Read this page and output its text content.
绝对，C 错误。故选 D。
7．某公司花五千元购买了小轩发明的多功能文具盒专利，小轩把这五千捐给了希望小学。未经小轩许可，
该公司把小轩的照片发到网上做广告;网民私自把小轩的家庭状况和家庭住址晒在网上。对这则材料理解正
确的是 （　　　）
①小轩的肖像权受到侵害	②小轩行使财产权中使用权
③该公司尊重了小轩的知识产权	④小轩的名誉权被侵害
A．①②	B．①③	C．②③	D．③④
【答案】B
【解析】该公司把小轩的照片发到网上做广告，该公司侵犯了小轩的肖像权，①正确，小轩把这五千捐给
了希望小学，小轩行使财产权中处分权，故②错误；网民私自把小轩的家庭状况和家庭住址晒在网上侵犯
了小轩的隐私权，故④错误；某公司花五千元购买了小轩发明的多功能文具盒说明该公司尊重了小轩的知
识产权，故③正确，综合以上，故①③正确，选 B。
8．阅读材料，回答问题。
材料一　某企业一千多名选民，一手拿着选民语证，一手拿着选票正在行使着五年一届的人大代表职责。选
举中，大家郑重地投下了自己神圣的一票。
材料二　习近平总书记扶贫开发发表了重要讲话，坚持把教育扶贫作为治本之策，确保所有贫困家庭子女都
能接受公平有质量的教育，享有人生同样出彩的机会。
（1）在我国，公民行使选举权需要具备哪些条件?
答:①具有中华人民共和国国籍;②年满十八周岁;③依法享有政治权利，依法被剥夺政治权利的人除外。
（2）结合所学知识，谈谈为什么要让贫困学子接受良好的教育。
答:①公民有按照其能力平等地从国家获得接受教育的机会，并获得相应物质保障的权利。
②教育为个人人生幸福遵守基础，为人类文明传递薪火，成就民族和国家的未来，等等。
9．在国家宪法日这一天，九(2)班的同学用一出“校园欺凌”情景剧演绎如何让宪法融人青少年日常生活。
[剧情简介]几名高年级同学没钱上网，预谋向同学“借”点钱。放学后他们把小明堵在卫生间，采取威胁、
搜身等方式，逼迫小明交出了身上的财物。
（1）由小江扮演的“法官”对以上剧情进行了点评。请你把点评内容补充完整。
------------------------------------
**Task directions**
Reproduce every record above exactly as it appears.

**Task answer**
Read this page and output its text content.
绝对，C 错误。故选 D。
7．某公司花五千元购买了小轩发明的多功能文具盒专利，小轩把这五千捐给了希望小学。未经小轩许可，
该公司把小轩的照片发到网上做广告;网民私自把小轩的家庭状况和家庭住址晒在网上。对这则材料理解正
确的是 （　　　）
①小轩的肖像权受到侵害	②小轩行使财产权中使用权
③该公司尊重了小轩的知识产权	④小轩的名誉权被侵害
A．①②	B．①③	C．②③	D．③④
【答案】B
【解析】该公司把小轩的照片发到网上做广告，该公司侵犯了小轩的肖像权，①正确，小轩把这五千捐给
了希望小学，小轩行使财产权中处分权，故②错误；网民私自把小轩的家庭状况和家庭住址晒在网上侵犯
了小轩的隐私权，故④错误；某公司花五千元购买了小轩发明的多功能文具盒说明该公司尊重了小轩的知
识产权，故③正确，综合以上，故①③正确，选 B。
8．阅读材料，回答问题。
材料一　某企业一千多名选民，一手拿着选民语证，一手拿着选票正在行使着五年一届的人大代表职责。选
举中，大家郑重地投下了自己神圣的一票。
材料二　习近平总书记扶贫开发发表了重要讲话，坚持把教育扶贫作为治本之策，确保所有贫困家庭子女都
能接受公平有质量的教育，享有人生同样出彩的机会。
（1）在我国，公民行使选举权需要具备哪些条件?
答:①具有中华人民共和国国籍;②年满十八周岁;③依法享有政治权利，依法被剥夺政治权利的人除外。
（2）结合所学知识，谈谈为什么要让贫困学子接受良好的教育。
答:①公民有按照其能力平等地从国家获得接受教育的机会，并获得相应物质保障的权利。
②教育为个人人生幸福遵守基础，为人类文明传递薪火，成就民族和国家的未来，等等。
9．在国家宪法日这一天，九(2)班的同学用一出“校园欺凌”情景剧演绎如何让宪法融人青少年日常生活。
[剧情简介]几名高年级同学没钱上网，预谋向同学“借”点钱。放学后他们把小明堵在卫生间，采取威胁、
搜身等方式，逼迫小明交出了身上的财物。
（1）由小江扮演的“法官”对以上剧情进行了点评。请你把点评内容补充完整。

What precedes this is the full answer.